AIM: In the records that follow, locate every line with "title" and extract it.

** start RAW RECORDS **

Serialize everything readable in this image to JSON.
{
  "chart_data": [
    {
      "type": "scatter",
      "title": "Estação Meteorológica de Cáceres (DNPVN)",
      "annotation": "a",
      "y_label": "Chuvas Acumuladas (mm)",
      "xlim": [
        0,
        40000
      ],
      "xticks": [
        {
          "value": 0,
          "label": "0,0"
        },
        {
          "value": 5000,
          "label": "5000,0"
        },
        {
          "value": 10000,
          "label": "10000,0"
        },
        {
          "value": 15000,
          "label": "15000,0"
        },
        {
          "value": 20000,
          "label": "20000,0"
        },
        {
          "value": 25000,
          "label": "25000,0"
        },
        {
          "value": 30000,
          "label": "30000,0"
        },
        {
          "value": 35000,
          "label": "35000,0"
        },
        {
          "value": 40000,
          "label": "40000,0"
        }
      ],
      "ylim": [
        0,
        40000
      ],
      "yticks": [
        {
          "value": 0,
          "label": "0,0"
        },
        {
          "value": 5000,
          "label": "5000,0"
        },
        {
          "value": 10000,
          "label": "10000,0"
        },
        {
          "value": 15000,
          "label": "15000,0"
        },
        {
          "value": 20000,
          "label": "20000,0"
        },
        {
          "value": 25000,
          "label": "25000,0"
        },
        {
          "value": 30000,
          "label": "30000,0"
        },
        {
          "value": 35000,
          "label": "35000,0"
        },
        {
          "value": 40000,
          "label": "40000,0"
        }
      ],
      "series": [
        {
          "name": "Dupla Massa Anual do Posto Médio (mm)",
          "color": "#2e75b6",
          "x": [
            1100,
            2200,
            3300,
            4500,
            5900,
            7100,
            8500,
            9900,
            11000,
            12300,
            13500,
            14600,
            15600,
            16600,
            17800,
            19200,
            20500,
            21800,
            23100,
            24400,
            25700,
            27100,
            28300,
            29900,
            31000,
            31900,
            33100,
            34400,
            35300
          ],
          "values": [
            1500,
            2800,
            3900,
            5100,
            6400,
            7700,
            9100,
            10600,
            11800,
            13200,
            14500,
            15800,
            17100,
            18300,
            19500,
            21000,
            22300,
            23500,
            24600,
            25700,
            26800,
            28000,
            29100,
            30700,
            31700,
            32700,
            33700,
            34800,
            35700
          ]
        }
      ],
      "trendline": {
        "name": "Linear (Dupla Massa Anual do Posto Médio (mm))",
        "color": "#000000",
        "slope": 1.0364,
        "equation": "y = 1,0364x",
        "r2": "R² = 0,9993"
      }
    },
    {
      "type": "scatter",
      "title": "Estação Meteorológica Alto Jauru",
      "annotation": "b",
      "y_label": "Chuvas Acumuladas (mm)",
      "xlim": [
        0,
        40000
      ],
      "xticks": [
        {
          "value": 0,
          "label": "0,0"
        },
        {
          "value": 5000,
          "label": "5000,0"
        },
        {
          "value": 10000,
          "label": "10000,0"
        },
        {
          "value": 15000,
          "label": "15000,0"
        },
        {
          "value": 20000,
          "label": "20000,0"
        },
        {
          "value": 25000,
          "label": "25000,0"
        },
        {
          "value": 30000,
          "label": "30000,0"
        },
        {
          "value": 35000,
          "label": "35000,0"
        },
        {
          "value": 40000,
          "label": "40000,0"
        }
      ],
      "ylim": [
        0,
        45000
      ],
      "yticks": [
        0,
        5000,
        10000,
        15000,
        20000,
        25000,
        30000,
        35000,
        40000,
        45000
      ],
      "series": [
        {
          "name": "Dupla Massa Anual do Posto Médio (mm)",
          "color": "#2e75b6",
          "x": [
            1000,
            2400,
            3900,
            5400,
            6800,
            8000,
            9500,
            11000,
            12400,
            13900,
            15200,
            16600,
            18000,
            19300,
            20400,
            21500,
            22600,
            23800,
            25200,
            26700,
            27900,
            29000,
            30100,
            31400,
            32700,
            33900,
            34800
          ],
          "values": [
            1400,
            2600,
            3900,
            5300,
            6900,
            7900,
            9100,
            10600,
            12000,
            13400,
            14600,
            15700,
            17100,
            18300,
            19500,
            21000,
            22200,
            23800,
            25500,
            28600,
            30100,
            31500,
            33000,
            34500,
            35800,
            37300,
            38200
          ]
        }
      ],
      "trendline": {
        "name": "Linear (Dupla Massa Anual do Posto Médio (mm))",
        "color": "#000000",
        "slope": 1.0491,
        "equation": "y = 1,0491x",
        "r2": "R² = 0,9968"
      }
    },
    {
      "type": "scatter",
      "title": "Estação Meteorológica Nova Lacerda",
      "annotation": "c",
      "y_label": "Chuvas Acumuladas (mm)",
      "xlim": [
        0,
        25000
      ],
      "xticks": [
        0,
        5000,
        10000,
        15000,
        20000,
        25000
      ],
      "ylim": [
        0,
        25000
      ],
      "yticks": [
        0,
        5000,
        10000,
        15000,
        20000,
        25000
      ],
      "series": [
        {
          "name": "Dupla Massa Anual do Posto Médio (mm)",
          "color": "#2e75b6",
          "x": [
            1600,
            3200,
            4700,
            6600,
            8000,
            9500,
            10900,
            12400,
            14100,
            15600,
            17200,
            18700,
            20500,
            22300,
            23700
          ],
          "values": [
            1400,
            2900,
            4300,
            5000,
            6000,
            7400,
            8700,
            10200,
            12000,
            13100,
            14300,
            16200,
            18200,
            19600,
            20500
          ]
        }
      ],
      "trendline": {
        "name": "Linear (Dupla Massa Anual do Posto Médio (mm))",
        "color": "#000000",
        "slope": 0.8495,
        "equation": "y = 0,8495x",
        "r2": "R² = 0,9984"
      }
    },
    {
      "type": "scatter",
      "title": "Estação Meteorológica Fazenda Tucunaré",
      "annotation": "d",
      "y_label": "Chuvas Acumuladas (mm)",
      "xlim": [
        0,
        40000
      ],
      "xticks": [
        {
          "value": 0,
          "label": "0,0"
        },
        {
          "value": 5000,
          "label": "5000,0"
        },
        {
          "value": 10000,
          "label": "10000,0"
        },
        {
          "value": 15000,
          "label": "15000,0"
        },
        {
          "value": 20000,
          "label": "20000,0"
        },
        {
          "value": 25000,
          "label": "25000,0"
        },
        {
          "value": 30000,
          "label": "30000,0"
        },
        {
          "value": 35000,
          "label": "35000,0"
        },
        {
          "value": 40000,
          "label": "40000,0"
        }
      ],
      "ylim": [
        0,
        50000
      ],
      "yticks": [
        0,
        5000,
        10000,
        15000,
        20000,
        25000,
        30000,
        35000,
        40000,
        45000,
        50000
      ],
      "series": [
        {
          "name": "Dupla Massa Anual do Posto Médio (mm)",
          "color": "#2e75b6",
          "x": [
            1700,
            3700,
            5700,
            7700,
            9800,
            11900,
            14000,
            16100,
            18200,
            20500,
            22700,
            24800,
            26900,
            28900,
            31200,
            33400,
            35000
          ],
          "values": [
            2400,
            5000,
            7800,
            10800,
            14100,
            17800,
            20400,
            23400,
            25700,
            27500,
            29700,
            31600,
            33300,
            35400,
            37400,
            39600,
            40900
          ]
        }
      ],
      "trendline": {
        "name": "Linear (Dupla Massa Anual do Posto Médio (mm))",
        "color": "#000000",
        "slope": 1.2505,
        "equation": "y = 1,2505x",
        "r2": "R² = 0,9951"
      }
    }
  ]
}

** end RAW RECORDS **

RESULT OF THIS TASK:
      "title": "Estação Meteorológica de Cáceres (DNPVN)",
      "title": "Estação Meteorológica Alto Jauru",
      "title": "Estação Meteorológica Nova Lacerda",
      "title": "Estação Meteorológica Fazenda Tucunaré",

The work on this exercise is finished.